> [Selected passage]:
====================
Much of that, those very disparate peoples over long centuries, may be unknowable, but there is a lot that is known, mainly from archaeology perhaps, and maybe it would have been welcome here. [And perhaps it is already here, and we didn't notice; if so, our bad.]
A lot of these displays (and these few photos are only a more or less random example of the kinds of things we find here) are a bit necessarily slanted -- there can't be anything like a 'balanced view' of these monstrosities -- but . . .
. . . there is in fact a kind of balance in this constant motif of juxtaposing the Indians' 'viewpoints' with the US's viewpoints of what was going on. Though a photograph of William Tecumseh Sherman was never going to brighten up the party.
The facts themselves are pretty straightforward, and one-sided -- there's no Tom Jeffords here to be sympathetic good friends with the Apache Cochise (the unforgettable Michael Ansara)(who was Lebanese)(and married to Barbara Eden, of I Dream of Jeannie)(in which he cameoed as the Blue Djinn). A bit of TV nostalgia there (1956-58) -- but there really was an historically beneficial Jeffords/Cochise relationship.
Played by Jimmy Stewart and Jeff Chandler in the original Broken Arrow film (1950).
In fact, we ourselves are living today in an area of Virginia that was gifted to some wealthy white guys in the early 18th century by the English king, who was under the impression that he owned it all because his ships had driven the Dutch out of New York. How weird is that?
One thing that we've noticed, living for some years around in the Midwest, is that few places don't have towns and counties named for the Indian tribes who'd been marched through there at one time or another (personally, e.g., Shawnee OK, Pottawatomie County in KS and OK, and even in northern WI). So many places are proud of their heritage, though sometimes it's repugnant.
====================
> [Dataset extract]:
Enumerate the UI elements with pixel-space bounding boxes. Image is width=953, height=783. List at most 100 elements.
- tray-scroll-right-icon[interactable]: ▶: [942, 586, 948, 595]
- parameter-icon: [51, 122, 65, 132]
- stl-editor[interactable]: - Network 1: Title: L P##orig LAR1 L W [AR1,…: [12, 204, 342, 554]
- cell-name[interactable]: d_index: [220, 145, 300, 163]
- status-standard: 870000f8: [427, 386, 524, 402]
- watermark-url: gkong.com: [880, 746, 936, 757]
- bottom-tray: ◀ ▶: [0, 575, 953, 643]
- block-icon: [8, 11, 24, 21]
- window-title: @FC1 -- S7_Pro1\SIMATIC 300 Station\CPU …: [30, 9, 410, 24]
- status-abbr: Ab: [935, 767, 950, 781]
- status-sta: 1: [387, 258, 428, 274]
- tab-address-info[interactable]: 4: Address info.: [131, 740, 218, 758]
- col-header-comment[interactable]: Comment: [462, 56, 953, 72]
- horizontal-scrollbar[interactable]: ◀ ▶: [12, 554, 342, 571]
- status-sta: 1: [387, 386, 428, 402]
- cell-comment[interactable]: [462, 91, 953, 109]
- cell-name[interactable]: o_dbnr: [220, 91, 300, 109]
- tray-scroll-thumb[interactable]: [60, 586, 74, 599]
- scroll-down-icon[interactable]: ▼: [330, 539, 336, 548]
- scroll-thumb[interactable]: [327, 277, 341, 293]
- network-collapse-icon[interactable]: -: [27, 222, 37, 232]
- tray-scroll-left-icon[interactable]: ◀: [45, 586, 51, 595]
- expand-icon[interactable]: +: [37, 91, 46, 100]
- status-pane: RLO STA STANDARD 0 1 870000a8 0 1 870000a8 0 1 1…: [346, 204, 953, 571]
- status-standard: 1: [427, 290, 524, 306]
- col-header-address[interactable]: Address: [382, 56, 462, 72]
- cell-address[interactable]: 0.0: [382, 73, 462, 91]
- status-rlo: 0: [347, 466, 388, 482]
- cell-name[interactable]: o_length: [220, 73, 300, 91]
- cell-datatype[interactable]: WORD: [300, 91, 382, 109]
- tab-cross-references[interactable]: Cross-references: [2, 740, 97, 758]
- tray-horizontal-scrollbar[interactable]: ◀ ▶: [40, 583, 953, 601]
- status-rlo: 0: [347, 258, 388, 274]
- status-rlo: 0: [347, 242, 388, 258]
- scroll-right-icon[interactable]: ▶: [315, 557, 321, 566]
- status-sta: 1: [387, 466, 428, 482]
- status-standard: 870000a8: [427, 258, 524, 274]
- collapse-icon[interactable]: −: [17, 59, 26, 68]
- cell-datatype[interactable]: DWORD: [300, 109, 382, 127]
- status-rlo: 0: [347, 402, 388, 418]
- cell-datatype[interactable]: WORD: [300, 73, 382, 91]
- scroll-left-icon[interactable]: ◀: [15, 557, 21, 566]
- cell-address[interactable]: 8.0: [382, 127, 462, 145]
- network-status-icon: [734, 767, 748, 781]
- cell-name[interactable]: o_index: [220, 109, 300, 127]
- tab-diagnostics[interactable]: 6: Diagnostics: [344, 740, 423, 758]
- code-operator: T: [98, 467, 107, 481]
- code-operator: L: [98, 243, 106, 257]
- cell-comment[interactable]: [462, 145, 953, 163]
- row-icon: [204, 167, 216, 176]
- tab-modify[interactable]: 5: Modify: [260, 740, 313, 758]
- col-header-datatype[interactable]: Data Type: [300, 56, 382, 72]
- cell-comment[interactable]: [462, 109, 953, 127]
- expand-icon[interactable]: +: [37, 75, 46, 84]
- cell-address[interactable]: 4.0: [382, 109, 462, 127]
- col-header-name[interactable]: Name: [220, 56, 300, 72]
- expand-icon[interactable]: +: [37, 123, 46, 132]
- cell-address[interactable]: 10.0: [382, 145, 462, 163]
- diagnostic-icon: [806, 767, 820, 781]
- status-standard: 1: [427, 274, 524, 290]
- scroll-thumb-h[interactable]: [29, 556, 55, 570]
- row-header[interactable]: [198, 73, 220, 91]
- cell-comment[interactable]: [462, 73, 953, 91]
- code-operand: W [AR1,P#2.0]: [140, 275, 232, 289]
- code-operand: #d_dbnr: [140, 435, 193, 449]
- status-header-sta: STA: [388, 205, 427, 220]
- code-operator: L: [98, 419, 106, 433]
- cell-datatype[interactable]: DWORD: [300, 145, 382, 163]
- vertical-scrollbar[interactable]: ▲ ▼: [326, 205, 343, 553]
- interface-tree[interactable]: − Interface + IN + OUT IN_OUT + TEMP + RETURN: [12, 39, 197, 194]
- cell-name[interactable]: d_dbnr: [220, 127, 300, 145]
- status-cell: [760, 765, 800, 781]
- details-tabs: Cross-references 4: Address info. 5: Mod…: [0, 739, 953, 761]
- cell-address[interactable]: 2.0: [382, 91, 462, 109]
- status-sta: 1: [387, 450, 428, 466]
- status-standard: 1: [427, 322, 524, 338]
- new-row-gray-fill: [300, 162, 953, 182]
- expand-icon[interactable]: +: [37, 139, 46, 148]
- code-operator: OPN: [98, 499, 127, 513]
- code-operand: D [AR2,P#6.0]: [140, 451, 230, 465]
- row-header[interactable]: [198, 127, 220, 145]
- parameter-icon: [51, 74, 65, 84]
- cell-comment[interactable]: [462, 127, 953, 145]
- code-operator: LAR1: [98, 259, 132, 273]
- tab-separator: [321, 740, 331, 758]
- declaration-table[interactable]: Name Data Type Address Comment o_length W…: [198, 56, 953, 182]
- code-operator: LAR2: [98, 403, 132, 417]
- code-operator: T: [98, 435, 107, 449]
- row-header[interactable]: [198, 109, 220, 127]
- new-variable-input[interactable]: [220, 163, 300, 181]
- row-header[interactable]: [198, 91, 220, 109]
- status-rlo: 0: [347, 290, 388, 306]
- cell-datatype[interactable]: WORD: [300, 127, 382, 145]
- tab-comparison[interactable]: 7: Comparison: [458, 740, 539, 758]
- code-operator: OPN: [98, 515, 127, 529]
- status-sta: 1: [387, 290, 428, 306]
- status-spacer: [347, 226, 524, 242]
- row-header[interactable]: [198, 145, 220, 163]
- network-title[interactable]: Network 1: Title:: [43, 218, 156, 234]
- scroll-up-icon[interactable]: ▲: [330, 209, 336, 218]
====================
> [Parts of the exercise]:
**a)** Print the passage about the museum displays from "Played by Jimmy" to "weird is that?", word for word.
**b)** In the passage about the museum displays, who was Michael Ansara married to?
**c)** Resume the passage about the museum displays after its final sentence and keep writing.

> [Solved tasks]:
**a)**
Played by Jimmy Stewart and Jeff Chandler in the original Broken Arrow film (1950).
In fact, we ourselves are living today in an area of Virginia that was gifted to some wealthy white guys in the early 18th century by the English king, who was under the impression that he owned it all because his ships had driven the Dutch out of New York. How weird is that?

**b)** Barbara Eden

**c)**
Apart from lots of quickly diminishing 'reservations', a great lot of people, from eastern coasts, swamps, and mountains, to the forested north, ended up in the appallingly blank Oklahoma 'Indian Territory'. Nearly all of which they then lost.
Here's a pretty fair look at how the Viewpoints system works.
Hard to imagine.
Though the Myanmar army's been doing the same thing to the Rohingya in recent years. The Serbs in Bosnia and Croatia not so long ago, 'ethnic cleansing' it was called at the time; the Hutus in Rwanda at about the same time, and Russians in Chechnya, Indonesians in East Timor. Nazi Germany, of course, and the Ottoman Turks' expulsion of their Armenian population back in 1915. In Spain, the removal of Jews and Muslims in 1492 and 1502 -- in fact, the Assyrians may have started it off in the 9th and 7th centuries B.C.
This is another sort of exhibition on a lower floor, but we didn't have time to explore it.
The lobby from above. We're on our way out now -- duty calls -- or rather the Metro back to the airport calls -- but we will need to come back someday for a much longer investigation of what's on offer here. Including the Mitsitam Native Foods Café.
The sun is evidently setting on the US Capitol.
That's the National Gallery of Art again, ciao for now.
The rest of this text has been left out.